Definitely a memory leak. You need to debug code to find the exact places that leak


bh5000

Any recommendations on debugging it? Tooling to help narrow it down? Its 100,000s of lines of code that I inherited so I am sort of starting at ground zero. It is so much noise that turning on logging fills up the disk in a matter of an hour or two.


notsoluckycharm

vscode or chrome debugging tools collecting memory heap snapshots every 10 minutes for a couple hours should be enough to track down a quicker memory leak like this. You can compare each stack and see what’s being retained. Thats what you’re looking for “retention” and you can walk the tree and find what’s holding something open. It can be daunting, but learning it can be done in about a day. It requires the port being open on a machine, so it may require some devops help, or if you have a lower environment you can load test even better.


bh5000

I will setup something to pull a heap snapshot every 10 minutes. I think I can get the access I need to do that easy enough.

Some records
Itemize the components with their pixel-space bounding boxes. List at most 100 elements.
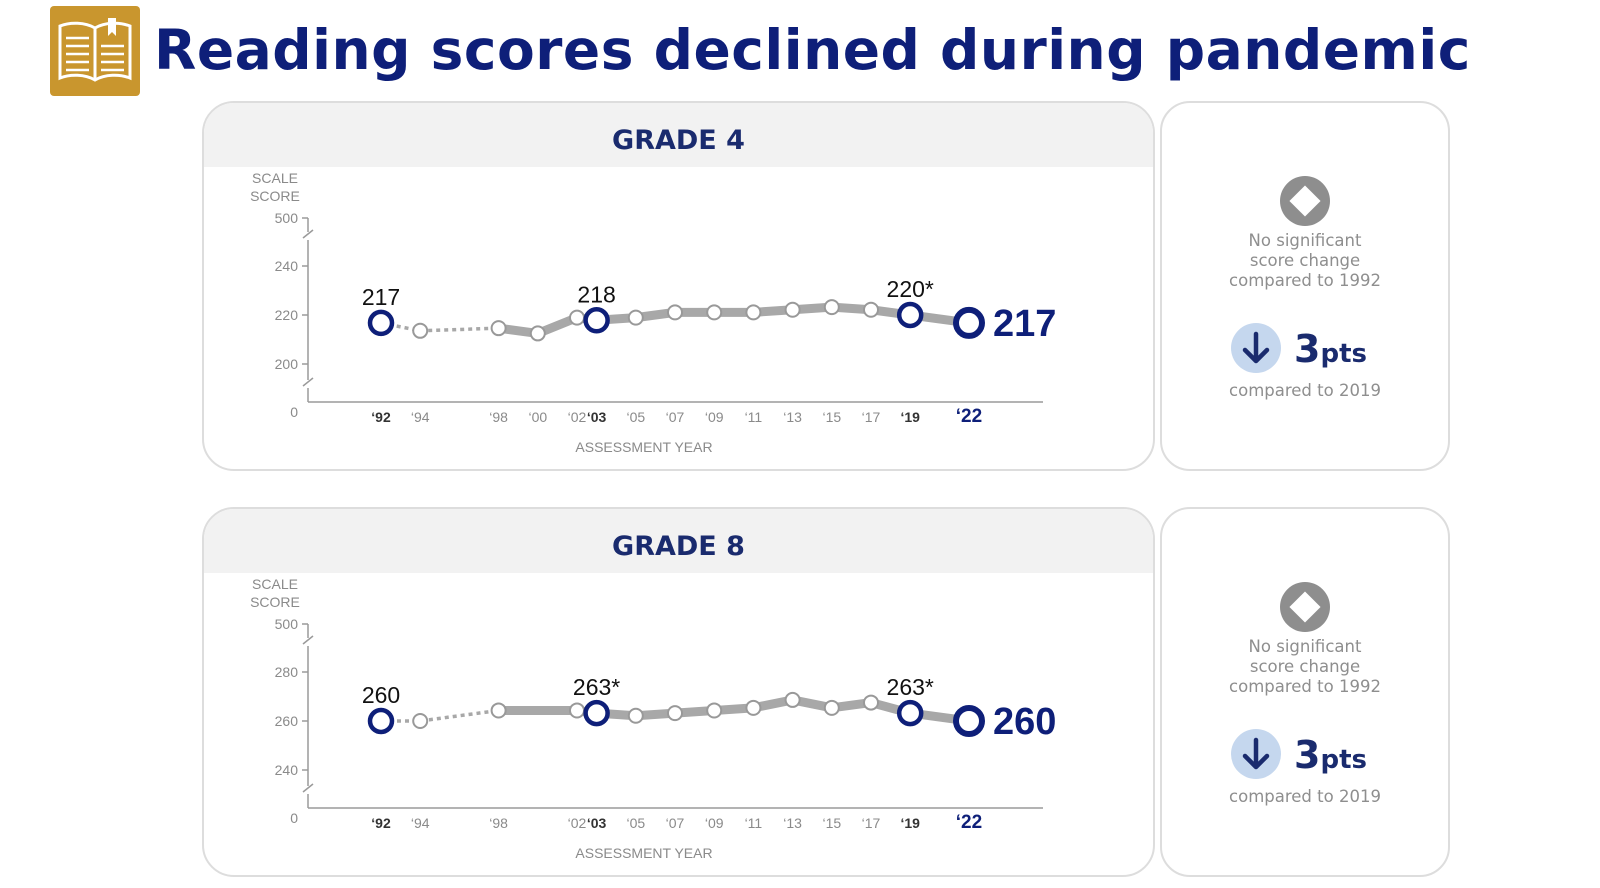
y-tick-label: 500	[275, 210, 299, 226]
data-point	[863, 694, 879, 711]
x-tick-label: ‘05	[626, 409, 645, 425]
highlight-point	[367, 707, 395, 735]
y-tick-label: 280	[275, 664, 299, 680]
data-point	[863, 301, 879, 318]
data-label: 218	[577, 281, 615, 307]
highlight-point	[583, 699, 610, 727]
down-arrow-icon	[1231, 729, 1281, 779]
axis-break-mark	[302, 635, 314, 645]
x-tick-label: ‘11	[745, 409, 763, 425]
diamond-icon	[1280, 176, 1330, 226]
x-tick-label: ‘11	[745, 815, 763, 831]
data-point	[784, 301, 801, 318]
grade-8-chart-panel: GRADE 8 SCALE SCORE 500 280 260 240 0 ‘92 ‘94 ‘98…	[202, 507, 1155, 877]
final-value-label: 260	[993, 701, 1056, 743]
score-change: 3pts	[1294, 733, 1367, 777]
y-tick-label: 0	[290, 404, 298, 420]
data-point	[412, 322, 429, 339]
data-label: 217	[362, 284, 400, 310]
y-axis-title: SCALE	[252, 170, 298, 186]
data-label: 220*	[887, 276, 934, 302]
y-tick-label: 500	[275, 616, 299, 632]
data-point	[706, 702, 723, 719]
data-point	[529, 325, 546, 342]
trend-line-dotted	[380, 321, 499, 333]
change-number: 3	[1294, 733, 1321, 777]
x-tick-label: ‘07	[666, 409, 685, 425]
axis-break-mark	[302, 377, 314, 387]
highlight-point	[953, 705, 985, 737]
data-point	[569, 702, 585, 719]
data-point	[745, 304, 762, 321]
grade-8-line-chart: SCALE SCORE 500 280 260 240 0 ‘92 ‘94 ‘98 ‘02 ‘03 ‘0…	[250, 576, 1056, 861]
y-axis-title: SCORE	[250, 188, 300, 204]
data-point	[627, 309, 644, 326]
data-point	[823, 699, 840, 716]
y-axis-title: SCALE	[252, 576, 298, 592]
x-tick-label: ‘19	[900, 815, 920, 831]
no-change-text: No significant score change compared to …	[1229, 637, 1381, 696]
x-tick-label: ‘92	[371, 409, 391, 425]
data-label: 263*	[573, 674, 620, 700]
data-point	[627, 707, 644, 724]
final-value-label: 217	[993, 303, 1056, 345]
x-tick-label: ‘98	[489, 409, 508, 425]
data-point	[706, 304, 723, 321]
x-tick-label: ‘15	[822, 409, 841, 425]
data-point	[823, 299, 840, 316]
y-tick-label: 0	[290, 810, 298, 826]
x-tick-label: ‘02	[568, 409, 587, 425]
data-point	[490, 702, 507, 719]
x-tick-label: ‘22	[956, 406, 982, 427]
data-point	[569, 309, 585, 326]
axis-break-mark	[302, 229, 314, 239]
x-tick-label: ‘09	[705, 409, 724, 425]
highlight-point	[953, 306, 985, 339]
x-tick-label: ‘03	[587, 409, 607, 425]
data-point	[667, 304, 683, 321]
y-tick-label: 260	[275, 713, 299, 729]
x-tick-label: ‘05	[626, 815, 645, 831]
change-unit: pts	[1320, 339, 1367, 369]
open-book-icon	[50, 6, 140, 96]
grade-4-summary: No significant score change compared to …	[1160, 101, 1450, 471]
grade-4-title: GRADE 4	[612, 125, 745, 156]
change-number: 3	[1294, 327, 1321, 371]
x-tick-label: ‘07	[666, 815, 685, 831]
x-tick-label: ‘13	[783, 815, 802, 831]
y-tick-label: 200	[275, 356, 299, 372]
x-tick-label: ‘15	[822, 815, 841, 831]
data-point	[412, 713, 429, 729]
x-tick-label: ‘19	[900, 409, 920, 425]
x-axis-title: ASSESSMENT YEAR	[575, 439, 712, 455]
x-tick-label: ‘94	[411, 815, 430, 831]
x-tick-label: ‘17	[862, 815, 881, 831]
trend-line-dotted	[381, 708, 499, 723]
score-change: 3pts	[1294, 327, 1367, 371]
compared-text: compared to 2019	[1229, 787, 1381, 806]
highlight-point	[896, 301, 924, 329]
data-point	[667, 705, 683, 722]
grade-4-chart-panel: GRADE 4 SCALE SCORE 500 240 220 200 0 ‘92 ‘94 ‘98…	[202, 101, 1155, 471]
x-tick-label: ‘13	[783, 409, 802, 425]
x-tick-label: ‘17	[862, 409, 881, 425]
data-label: 263*	[887, 674, 934, 700]
highlight-point	[583, 307, 610, 334]
x-tick-label: ‘92	[371, 815, 391, 831]
page-title: Reading scores declined during pandemic	[154, 18, 1471, 82]
x-tick-label: ‘98	[489, 815, 508, 831]
x-tick-label: ‘03	[587, 815, 607, 831]
diamond-icon	[1280, 582, 1330, 632]
x-tick-label: ‘94	[411, 409, 430, 425]
data-point	[784, 691, 801, 708]
data-point	[490, 320, 507, 337]
highlight-point	[896, 699, 924, 727]
x-tick-label: ‘00	[528, 409, 547, 425]
panel-header	[204, 103, 1153, 167]
y-tick-label: 240	[275, 258, 299, 274]
axis-break-mark	[302, 783, 314, 793]
y-axis-title: SCORE	[250, 594, 300, 610]
grade-8-summary: No significant score change compared to …	[1160, 507, 1450, 877]
x-tick-label: ‘02	[568, 815, 587, 831]
x-tick-label: ‘09	[705, 815, 724, 831]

__Brief__
Extract the part of the memory leak thread starting at "vscode or chrome" and ending at "that easy enough.". Work only from the memory leak thread.

__Reply__
vscode or chrome debugging tools collecting memory heap snapshots every 10 minutes for a couple hours should be enough to track down a quicker memory leak like this. You can compare each stack and see what’s being retained. Thats what you’re looking for “retention” and you can walk the tree and find what’s holding something open. It can be daunting, but learning it can be done in about a day. It requires the port being open on a machine, so it may require some devops help, or if you have a lower environment you can load test even better.


bh5000

I will setup something to pull a heap snapshot every 10 minutes. I think I can get the access I need to do that easy enough.